--- START ---
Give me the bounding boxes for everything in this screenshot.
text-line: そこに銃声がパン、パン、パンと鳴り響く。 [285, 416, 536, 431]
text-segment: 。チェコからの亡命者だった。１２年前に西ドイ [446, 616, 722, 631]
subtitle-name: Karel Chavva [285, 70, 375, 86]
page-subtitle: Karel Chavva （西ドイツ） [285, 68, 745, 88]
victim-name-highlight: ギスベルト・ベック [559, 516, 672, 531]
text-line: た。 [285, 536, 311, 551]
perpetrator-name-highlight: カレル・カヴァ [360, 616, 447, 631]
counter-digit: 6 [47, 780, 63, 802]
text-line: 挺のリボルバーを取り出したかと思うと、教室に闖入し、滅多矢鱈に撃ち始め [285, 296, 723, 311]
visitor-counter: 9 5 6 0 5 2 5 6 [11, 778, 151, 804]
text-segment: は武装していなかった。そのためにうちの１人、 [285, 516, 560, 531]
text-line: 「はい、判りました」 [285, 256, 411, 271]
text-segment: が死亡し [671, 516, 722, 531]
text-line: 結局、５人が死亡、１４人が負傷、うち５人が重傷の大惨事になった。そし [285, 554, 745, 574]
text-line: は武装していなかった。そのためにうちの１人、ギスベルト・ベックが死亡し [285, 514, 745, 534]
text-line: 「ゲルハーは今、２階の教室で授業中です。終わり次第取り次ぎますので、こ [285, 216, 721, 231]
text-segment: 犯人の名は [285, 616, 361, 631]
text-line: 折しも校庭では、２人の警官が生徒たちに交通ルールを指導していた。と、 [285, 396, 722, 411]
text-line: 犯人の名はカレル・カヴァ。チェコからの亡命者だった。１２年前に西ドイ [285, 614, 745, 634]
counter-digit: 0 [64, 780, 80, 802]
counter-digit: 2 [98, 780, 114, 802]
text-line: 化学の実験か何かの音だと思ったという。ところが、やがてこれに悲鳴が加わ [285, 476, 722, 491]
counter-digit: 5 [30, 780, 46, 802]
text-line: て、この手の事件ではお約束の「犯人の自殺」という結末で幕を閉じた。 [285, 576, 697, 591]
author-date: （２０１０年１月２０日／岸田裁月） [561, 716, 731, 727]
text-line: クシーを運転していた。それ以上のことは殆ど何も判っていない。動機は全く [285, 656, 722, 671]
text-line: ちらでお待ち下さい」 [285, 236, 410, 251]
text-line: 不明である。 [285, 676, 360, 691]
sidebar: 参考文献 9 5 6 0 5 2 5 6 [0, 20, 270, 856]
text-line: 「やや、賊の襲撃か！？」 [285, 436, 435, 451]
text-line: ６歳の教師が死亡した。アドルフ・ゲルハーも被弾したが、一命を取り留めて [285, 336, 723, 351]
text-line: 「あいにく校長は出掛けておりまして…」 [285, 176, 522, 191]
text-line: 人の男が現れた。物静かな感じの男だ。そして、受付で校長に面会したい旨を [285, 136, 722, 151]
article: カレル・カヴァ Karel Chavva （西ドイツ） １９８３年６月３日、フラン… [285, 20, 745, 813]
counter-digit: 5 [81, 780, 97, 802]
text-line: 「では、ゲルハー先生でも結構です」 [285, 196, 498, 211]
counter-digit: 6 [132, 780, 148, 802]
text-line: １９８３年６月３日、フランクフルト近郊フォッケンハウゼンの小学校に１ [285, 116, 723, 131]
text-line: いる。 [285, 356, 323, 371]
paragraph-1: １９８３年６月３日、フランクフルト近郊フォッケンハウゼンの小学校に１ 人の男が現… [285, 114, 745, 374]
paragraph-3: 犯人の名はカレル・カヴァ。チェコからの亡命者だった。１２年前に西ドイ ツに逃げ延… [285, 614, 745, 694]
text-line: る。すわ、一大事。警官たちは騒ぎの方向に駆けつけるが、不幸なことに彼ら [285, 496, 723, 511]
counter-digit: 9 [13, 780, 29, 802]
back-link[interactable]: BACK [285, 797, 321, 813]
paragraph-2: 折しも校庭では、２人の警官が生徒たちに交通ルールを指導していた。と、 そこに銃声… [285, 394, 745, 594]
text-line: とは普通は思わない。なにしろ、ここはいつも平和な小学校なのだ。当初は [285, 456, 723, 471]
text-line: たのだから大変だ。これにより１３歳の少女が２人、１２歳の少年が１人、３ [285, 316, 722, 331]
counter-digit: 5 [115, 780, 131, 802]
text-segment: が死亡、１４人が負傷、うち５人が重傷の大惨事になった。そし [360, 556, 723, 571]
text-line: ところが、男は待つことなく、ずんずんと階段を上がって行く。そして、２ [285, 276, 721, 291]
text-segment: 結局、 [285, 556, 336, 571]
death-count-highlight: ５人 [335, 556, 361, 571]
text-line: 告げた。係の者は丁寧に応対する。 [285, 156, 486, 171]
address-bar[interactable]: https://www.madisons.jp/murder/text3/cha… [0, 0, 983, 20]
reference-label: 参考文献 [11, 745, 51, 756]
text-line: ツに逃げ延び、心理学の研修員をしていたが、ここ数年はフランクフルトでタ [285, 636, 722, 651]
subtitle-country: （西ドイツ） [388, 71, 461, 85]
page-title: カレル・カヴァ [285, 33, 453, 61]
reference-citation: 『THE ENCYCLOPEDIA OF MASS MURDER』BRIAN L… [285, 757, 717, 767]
--- END ---
Edit the listing above so that "counter-digit" becomes "digit" wherever it occurs. Give every line again with nothing else changed.

Give me the bounding boxes for everything in this screenshot.
text-line: そこに銃声がパン、パン、パンと鳴り響く。 [285, 416, 536, 431]
text-segment: 。チェコからの亡命者だった。１２年前に西ドイ [446, 616, 722, 631]
subtitle-name: Karel Chavva [285, 70, 375, 86]
page-subtitle: Karel Chavva （西ドイツ） [285, 68, 745, 88]
victim-name-highlight: ギスベルト・ベック [559, 516, 672, 531]
text-line: た。 [285, 536, 311, 551]
perpetrator-name-highlight: カレル・カヴァ [360, 616, 447, 631]
digit: 6 [47, 780, 63, 802]
text-line: 挺のリボルバーを取り出したかと思うと、教室に闖入し、滅多矢鱈に撃ち始め [285, 296, 723, 311]
visitor-counter: 9 5 6 0 5 2 5 6 [11, 778, 151, 804]
text-segment: は武装していなかった。そのためにうちの１人、 [285, 516, 560, 531]
text-line: 「はい、判りました」 [285, 256, 411, 271]
text-segment: が死亡し [671, 516, 722, 531]
text-line: 結局、５人が死亡、１４人が負傷、うち５人が重傷の大惨事になった。そし [285, 554, 745, 574]
text-line: は武装していなかった。そのためにうちの１人、ギスベルト・ベックが死亡し [285, 514, 745, 534]
text-line: 「ゲルハーは今、２階の教室で授業中です。終わり次第取り次ぎますので、こ [285, 216, 721, 231]
text-segment: 犯人の名は [285, 616, 361, 631]
text-line: 折しも校庭では、２人の警官が生徒たちに交通ルールを指導していた。と、 [285, 396, 722, 411]
text-line: 犯人の名はカレル・カヴァ。チェコからの亡命者だった。１２年前に西ドイ [285, 614, 745, 634]
digit: 0 [64, 780, 80, 802]
digit: 2 [98, 780, 114, 802]
text-line: 化学の実験か何かの音だと思ったという。ところが、やがてこれに悲鳴が加わ [285, 476, 722, 491]
digit: 5 [30, 780, 46, 802]
text-line: て、この手の事件ではお約束の「犯人の自殺」という結末で幕を閉じた。 [285, 576, 697, 591]
author-date: （２０１０年１月２０日／岸田裁月） [561, 716, 731, 727]
text-line: クシーを運転していた。それ以上のことは殆ど何も判っていない。動機は全く [285, 656, 722, 671]
text-line: ちらでお待ち下さい」 [285, 236, 410, 251]
text-line: 不明である。 [285, 676, 360, 691]
sidebar: 参考文献 9 5 6 0 5 2 5 6 [0, 20, 270, 856]
text-line: 「やや、賊の襲撃か！？」 [285, 436, 435, 451]
text-line: ６歳の教師が死亡した。アドルフ・ゲルハーも被弾したが、一命を取り留めて [285, 336, 723, 351]
text-line: 「あいにく校長は出掛けておりまして…」 [285, 176, 522, 191]
text-line: 人の男が現れた。物静かな感じの男だ。そして、受付で校長に面会したい旨を [285, 136, 722, 151]
article: カレル・カヴァ Karel Chavva （西ドイツ） １９８３年６月３日、フラン… [285, 20, 745, 813]
digit: 5 [81, 780, 97, 802]
text-line: 「では、ゲルハー先生でも結構です」 [285, 196, 498, 211]
digit: 6 [132, 780, 148, 802]
text-line: １９８３年６月３日、フランクフルト近郊フォッケンハウゼンの小学校に１ [285, 116, 723, 131]
text-line: いる。 [285, 356, 323, 371]
paragraph-1: １９８３年６月３日、フランクフルト近郊フォッケンハウゼンの小学校に１ 人の男が現… [285, 114, 745, 374]
paragraph-3: 犯人の名はカレル・カヴァ。チェコからの亡命者だった。１２年前に西ドイ ツに逃げ延… [285, 614, 745, 694]
text-line: る。すわ、一大事。警官たちは騒ぎの方向に駆けつけるが、不幸なことに彼ら [285, 496, 723, 511]
digit: 9 [13, 780, 29, 802]
back-link[interactable]: BACK [285, 797, 321, 813]
paragraph-2: 折しも校庭では、２人の警官が生徒たちに交通ルールを指導していた。と、 そこに銃声… [285, 394, 745, 594]
text-line: とは普通は思わない。なにしろ、ここはいつも平和な小学校なのだ。当初は [285, 456, 723, 471]
text-line: たのだから大変だ。これにより１３歳の少女が２人、１２歳の少年が１人、３ [285, 316, 722, 331]
digit: 5 [115, 780, 131, 802]
text-segment: が死亡、１４人が負傷、うち５人が重傷の大惨事になった。そし [360, 556, 723, 571]
text-line: ところが、男は待つことなく、ずんずんと階段を上がって行く。そして、２ [285, 276, 721, 291]
text-segment: 結局、 [285, 556, 336, 571]
death-count-highlight: ５人 [335, 556, 361, 571]
text-line: 告げた。係の者は丁寧に応対する。 [285, 156, 486, 171]
address-bar[interactable]: https://www.madisons.jp/murder/text3/cha… [0, 0, 983, 20]
reference-label: 参考文献 [11, 745, 51, 756]
text-line: ツに逃げ延び、心理学の研修員をしていたが、ここ数年はフランクフルトでタ [285, 636, 722, 651]
subtitle-country: （西ドイツ） [388, 71, 461, 85]
page-title: カレル・カヴァ [285, 33, 453, 61]
reference-citation: 『THE ENCYCLOPEDIA OF MASS MURDER』BRIAN L… [285, 757, 717, 767]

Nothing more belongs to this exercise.